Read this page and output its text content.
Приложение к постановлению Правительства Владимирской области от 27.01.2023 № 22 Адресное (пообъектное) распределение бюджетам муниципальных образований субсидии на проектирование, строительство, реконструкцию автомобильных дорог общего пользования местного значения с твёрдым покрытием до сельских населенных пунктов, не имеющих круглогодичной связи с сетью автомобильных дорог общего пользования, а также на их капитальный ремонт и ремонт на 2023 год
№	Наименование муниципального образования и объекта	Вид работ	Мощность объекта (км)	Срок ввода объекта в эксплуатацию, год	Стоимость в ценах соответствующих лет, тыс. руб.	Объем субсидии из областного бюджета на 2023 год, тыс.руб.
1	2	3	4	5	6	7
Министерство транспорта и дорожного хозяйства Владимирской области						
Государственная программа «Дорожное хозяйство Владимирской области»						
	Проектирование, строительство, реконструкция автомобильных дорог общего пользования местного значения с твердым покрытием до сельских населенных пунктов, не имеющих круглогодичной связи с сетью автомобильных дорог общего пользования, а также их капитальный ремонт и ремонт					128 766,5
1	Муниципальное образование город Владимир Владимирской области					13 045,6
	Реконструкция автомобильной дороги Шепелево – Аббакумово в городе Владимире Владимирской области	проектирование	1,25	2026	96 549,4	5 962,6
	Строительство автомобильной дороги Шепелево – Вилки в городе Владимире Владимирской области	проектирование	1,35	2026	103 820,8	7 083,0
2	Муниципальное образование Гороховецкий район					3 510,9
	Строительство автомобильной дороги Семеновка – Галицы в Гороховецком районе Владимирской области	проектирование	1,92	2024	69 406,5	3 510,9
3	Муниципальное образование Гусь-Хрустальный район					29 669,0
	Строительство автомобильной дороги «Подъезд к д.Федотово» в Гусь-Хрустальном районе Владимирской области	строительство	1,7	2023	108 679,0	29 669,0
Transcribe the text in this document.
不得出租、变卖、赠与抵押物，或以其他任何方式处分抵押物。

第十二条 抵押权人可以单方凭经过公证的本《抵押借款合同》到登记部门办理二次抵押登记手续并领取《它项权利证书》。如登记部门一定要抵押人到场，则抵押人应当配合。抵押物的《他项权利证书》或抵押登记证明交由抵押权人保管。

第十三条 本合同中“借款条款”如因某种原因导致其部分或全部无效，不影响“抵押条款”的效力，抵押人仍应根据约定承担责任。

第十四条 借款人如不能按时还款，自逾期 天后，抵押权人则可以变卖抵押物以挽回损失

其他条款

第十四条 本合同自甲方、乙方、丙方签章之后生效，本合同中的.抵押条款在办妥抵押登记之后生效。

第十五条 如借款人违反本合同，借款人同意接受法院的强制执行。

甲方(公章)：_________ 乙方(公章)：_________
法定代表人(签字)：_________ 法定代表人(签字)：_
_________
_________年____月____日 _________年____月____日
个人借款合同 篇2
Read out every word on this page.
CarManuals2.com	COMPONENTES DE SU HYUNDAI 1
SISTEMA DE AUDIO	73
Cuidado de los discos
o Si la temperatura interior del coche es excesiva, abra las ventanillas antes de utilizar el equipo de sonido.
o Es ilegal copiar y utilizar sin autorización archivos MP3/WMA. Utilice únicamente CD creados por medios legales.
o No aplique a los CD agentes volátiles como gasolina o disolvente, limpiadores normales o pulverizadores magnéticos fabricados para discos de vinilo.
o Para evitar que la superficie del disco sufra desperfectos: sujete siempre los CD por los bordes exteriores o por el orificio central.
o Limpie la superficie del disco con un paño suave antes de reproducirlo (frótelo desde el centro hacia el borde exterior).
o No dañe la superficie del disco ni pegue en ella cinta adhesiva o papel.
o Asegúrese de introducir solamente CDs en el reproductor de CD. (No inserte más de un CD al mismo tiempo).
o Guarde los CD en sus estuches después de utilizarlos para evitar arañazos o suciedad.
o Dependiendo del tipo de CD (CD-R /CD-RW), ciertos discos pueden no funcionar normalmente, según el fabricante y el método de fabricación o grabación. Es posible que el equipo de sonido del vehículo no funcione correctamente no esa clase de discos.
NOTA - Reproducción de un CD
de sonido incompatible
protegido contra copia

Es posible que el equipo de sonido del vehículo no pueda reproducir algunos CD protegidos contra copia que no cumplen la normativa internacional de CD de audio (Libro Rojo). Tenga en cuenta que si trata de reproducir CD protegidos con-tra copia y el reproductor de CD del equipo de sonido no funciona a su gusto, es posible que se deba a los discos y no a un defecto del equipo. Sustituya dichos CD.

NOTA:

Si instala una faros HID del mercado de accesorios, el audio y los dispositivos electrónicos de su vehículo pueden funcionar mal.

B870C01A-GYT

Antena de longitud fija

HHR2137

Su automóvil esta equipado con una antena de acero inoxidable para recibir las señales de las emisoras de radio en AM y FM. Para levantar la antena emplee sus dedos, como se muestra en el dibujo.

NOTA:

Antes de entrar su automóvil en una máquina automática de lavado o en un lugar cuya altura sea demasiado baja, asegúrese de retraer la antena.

━━━━━━━━━━━━━━━━━━━━

Exercise instructions:
Write out every record shown above, word for word.

Exercise result:
Read this page and output its text content.
Приложение к постановлению Правительства Владимирской области от 27.01.2023 № 22 Адресное (пообъектное) распределение бюджетам муниципальных образований субсидии на проектирование, строительство, реконструкцию автомобильных дорог общего пользования местного значения с твёрдым покрытием до сельских населенных пунктов, не имеющих круглогодичной связи с сетью автомобильных дорог общего пользования, а также на их капитальный ремонт и ремонт на 2023 год
№	Наименование муниципального образования и объекта	Вид работ	Мощность объекта (км)	Срок ввода объекта в эксплуатацию, год	Стоимость в ценах соответствующих лет, тыс. руб.	Объем субсидии из областного бюджета на 2023 год, тыс.руб.
1	2	3	4	5	6	7
Министерство транспорта и дорожного хозяйства Владимирской области						
Государственная программа «Дорожное хозяйство Владимирской области»						
	Проектирование, строительство, реконструкция автомобильных дорог общего пользования местного значения с твердым покрытием до сельских населенных пунктов, не имеющих круглогодичной связи с сетью автомобильных дорог общего пользования, а также их капитальный ремонт и ремонт					128 766,5
1	Муниципальное образование город Владимир Владимирской области					13 045,6
	Реконструкция автомобильной дороги Шепелево – Аббакумово в городе Владимире Владимирской области	проектирование	1,25	2026	96 549,4	5 962,6
	Строительство автомобильной дороги Шепелево – Вилки в городе Владимире Владимирской области	проектирование	1,35	2026	103 820,8	7 083,0
2	Муниципальное образование Гороховецкий район					3 510,9
	Строительство автомобильной дороги Семеновка – Галицы в Гороховецком районе Владимирской области	проектирование	1,92	2024	69 406,5	3 510,9
3	Муниципальное образование Гусь-Хрустальный район					29 669,0
	Строительство автомобильной дороги «Подъезд к д.Федотово» в Гусь-Хрустальном районе Владимирской области	строительство	1,7	2023	108 679,0	29 669,0
Transcribe the text in this document.
不得出租、变卖、赠与抵押物，或以其他任何方式处分抵押物。

第十二条 抵押权人可以单方凭经过公证的本《抵押借款合同》到登记部门办理二次抵押登记手续并领取《它项权利证书》。如登记部门一定要抵押人到场，则抵押人应当配合。抵押物的《他项权利证书》或抵押登记证明交由抵押权人保管。

第十三条 本合同中“借款条款”如因某种原因导致其部分或全部无效，不影响“抵押条款”的效力，抵押人仍应根据约定承担责任。

第十四条 借款人如不能按时还款，自逾期 天后，抵押权人则可以变卖抵押物以挽回损失

其他条款

第十四条 本合同自甲方、乙方、丙方签章之后生效，本合同中的.抵押条款在办妥抵押登记之后生效。

第十五条 如借款人违反本合同，借款人同意接受法院的强制执行。

甲方(公章)：_________ 乙方(公章)：_________
法定代表人(签字)：_________ 法定代表人(签字)：_
_________
_________年____月____日 _________年____月____日
个人借款合同 篇2
Read out every word on this page.
CarManuals2.com	COMPONENTES DE SU HYUNDAI 1
SISTEMA DE AUDIO	73
Cuidado de los discos
o Si la temperatura interior del coche es excesiva, abra las ventanillas antes de utilizar el equipo de sonido.
o Es ilegal copiar y utilizar sin autorización archivos MP3/WMA. Utilice únicamente CD creados por medios legales.
o No aplique a los CD agentes volátiles como gasolina o disolvente, limpiadores normales o pulverizadores magnéticos fabricados para discos de vinilo.
o Para evitar que la superficie del disco sufra desperfectos: sujete siempre los CD por los bordes exteriores o por el orificio central.
o Limpie la superficie del disco con un paño suave antes de reproducirlo (frótelo desde el centro hacia el borde exterior).
o No dañe la superficie del disco ni pegue en ella cinta adhesiva o papel.
o Asegúrese de introducir solamente CDs en el reproductor de CD. (No inserte más de un CD al mismo tiempo).
o Guarde los CD en sus estuches después de utilizarlos para evitar arañazos o suciedad.
o Dependiendo del tipo de CD (CD-R /CD-RW), ciertos discos pueden no funcionar normalmente, según el fabricante y el método de fabricación o grabación. Es posible que el equipo de sonido del vehículo no funcione correctamente no esa clase de discos.
NOTA - Reproducción de un CD
de sonido incompatible
protegido contra copia

Es posible que el equipo de sonido del vehículo no pueda reproducir algunos CD protegidos contra copia que no cumplen la normativa internacional de CD de audio (Libro Rojo). Tenga en cuenta que si trata de reproducir CD protegidos con-tra copia y el reproductor de CD del equipo de sonido no funciona a su gusto, es posible que se deba a los discos y no a un defecto del equipo. Sustituya dichos CD.

NOTA:

Si instala una faros HID del mercado de accesorios, el audio y los dispositivos electrónicos de su vehículo pueden funcionar mal.

B870C01A-GYT

Antena de longitud fija

HHR2137

Su automóvil esta equipado con una antena de acero inoxidable para recibir las señales de las emisoras de radio en AM y FM. Para levantar la antena emplee sus dedos, como se muestra en el dibujo.

NOTA:

Antes de entrar su automóvil en una máquina automática de lavado o en un lugar cuya altura sea demasiado baja, asegúrese de retraer la antena.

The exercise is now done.